## OBJECTIVE
Which lines include the word "climate"? Copy each of them.
☆ ☆ ☆ ☆ ☆ ☆ ☆
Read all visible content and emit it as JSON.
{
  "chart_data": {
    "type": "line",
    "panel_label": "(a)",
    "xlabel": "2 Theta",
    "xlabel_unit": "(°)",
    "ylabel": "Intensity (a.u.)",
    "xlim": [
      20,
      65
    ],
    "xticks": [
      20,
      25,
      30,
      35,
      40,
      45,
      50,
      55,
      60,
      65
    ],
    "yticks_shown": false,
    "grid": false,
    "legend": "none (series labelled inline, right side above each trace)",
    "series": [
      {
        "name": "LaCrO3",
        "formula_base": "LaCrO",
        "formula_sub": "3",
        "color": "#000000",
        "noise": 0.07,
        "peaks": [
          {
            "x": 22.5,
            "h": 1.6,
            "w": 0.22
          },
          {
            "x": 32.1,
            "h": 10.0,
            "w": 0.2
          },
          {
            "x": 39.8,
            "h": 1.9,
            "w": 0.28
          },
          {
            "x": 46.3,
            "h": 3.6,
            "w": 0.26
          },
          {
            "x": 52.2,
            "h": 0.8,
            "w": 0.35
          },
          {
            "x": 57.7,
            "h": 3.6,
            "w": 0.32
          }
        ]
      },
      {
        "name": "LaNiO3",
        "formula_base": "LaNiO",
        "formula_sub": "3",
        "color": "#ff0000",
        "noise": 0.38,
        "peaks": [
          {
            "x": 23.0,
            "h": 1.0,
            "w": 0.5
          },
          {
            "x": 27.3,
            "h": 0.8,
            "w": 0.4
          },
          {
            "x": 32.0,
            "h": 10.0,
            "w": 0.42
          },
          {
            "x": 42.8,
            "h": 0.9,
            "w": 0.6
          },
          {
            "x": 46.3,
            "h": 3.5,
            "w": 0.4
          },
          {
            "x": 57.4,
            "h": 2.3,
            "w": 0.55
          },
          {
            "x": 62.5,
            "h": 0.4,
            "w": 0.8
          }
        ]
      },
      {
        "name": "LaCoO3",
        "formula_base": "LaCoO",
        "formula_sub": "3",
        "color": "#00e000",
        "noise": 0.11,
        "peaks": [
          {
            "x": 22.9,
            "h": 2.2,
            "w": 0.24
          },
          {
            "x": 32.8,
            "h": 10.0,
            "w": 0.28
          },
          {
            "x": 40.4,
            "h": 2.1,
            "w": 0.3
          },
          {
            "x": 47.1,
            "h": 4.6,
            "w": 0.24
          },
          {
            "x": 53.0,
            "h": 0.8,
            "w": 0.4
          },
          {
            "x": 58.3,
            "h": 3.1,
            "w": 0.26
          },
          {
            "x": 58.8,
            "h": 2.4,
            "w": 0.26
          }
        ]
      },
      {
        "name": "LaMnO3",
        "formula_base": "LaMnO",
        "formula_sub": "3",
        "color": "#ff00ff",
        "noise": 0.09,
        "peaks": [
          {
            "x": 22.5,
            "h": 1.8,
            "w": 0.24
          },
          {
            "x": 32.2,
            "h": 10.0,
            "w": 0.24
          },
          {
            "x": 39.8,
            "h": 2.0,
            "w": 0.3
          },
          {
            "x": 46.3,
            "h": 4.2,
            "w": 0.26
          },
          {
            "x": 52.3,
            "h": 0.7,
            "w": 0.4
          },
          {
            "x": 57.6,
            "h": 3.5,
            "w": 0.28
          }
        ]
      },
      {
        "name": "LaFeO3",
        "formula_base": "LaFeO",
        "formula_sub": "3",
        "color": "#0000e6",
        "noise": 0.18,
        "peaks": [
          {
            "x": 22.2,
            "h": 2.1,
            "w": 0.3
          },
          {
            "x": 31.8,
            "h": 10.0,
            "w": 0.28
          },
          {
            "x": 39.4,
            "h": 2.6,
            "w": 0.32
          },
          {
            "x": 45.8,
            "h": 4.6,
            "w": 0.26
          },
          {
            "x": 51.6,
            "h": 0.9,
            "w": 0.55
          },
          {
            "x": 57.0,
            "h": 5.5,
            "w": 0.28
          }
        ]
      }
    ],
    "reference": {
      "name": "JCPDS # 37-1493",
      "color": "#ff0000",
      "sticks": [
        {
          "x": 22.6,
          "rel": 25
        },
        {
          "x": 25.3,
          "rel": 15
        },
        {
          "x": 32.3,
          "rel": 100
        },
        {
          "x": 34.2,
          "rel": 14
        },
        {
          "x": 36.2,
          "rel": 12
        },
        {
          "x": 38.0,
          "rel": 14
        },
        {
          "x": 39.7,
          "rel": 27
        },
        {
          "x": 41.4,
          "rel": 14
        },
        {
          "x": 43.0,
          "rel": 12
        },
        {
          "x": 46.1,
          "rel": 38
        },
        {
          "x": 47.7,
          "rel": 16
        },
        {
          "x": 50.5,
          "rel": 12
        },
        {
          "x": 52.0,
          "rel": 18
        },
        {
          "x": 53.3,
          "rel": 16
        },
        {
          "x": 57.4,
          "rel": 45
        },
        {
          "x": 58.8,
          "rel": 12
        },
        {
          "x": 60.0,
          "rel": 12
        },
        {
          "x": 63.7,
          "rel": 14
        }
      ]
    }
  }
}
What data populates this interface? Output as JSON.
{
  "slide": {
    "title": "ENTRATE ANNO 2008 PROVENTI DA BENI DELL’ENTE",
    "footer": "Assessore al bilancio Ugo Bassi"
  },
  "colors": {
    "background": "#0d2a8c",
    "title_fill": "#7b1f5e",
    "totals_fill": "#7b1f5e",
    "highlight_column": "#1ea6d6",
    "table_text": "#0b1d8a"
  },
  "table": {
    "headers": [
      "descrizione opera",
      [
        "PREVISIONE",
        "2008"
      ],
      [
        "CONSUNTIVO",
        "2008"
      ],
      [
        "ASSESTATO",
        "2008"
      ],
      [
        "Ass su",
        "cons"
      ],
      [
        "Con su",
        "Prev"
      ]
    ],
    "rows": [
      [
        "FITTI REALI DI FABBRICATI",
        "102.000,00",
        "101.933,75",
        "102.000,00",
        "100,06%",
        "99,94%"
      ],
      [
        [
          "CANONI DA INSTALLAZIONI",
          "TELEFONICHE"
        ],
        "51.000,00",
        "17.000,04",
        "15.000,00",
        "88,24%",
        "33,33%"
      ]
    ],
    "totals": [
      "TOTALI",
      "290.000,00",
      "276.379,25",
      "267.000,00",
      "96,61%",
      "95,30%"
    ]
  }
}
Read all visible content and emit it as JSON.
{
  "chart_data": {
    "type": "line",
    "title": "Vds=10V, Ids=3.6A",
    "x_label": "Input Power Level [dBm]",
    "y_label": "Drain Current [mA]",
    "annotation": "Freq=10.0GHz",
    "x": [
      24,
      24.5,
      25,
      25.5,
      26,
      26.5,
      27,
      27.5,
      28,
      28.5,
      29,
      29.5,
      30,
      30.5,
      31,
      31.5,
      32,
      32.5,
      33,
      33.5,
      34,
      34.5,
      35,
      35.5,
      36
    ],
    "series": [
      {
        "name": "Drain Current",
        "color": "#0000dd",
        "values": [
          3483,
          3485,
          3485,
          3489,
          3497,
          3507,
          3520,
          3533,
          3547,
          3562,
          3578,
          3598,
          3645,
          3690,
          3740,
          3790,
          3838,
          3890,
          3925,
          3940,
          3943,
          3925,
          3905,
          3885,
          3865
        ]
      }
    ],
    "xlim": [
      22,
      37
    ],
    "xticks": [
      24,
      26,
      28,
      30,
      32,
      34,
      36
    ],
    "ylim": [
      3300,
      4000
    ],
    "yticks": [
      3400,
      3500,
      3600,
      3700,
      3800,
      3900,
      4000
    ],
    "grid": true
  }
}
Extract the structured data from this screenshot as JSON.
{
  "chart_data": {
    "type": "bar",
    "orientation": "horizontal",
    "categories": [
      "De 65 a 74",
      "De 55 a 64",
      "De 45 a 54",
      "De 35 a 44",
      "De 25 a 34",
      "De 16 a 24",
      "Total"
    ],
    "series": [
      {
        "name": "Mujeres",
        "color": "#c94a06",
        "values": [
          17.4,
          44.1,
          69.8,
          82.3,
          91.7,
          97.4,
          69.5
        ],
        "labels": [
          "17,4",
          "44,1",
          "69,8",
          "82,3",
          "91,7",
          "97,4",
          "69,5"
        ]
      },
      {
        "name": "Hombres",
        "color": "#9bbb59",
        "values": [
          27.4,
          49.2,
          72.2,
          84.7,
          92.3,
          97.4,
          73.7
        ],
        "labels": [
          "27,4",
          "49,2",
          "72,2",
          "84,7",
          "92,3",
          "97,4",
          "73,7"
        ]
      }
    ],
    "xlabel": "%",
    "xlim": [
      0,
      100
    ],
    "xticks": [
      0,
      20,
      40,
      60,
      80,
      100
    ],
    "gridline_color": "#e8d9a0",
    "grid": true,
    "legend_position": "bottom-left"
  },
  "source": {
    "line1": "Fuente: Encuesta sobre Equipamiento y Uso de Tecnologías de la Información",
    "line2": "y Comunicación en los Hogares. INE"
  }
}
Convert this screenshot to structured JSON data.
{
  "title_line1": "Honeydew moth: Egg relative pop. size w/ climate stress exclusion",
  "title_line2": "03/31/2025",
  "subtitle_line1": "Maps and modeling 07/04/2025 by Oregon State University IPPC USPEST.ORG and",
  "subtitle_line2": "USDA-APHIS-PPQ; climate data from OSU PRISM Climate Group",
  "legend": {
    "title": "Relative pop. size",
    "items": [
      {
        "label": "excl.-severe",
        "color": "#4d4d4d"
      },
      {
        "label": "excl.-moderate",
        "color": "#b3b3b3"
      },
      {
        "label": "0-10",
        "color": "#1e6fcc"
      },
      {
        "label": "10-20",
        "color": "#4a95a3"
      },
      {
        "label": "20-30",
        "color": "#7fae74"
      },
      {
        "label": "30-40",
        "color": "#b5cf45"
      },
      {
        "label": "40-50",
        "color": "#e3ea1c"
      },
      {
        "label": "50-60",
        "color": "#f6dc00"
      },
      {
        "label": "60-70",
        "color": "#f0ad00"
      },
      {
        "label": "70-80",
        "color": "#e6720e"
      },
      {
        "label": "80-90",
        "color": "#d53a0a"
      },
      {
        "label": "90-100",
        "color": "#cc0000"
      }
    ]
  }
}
☆ ☆ ☆ ☆ ☆ ☆ ☆
## EXPECTED ANSWER
  "title_line1": "Honeydew moth: Egg relative pop. size w/ climate stress exclusion",
  "subtitle_line2": "USDA-APHIS-PPQ; climate data from OSU PRISM Climate Group",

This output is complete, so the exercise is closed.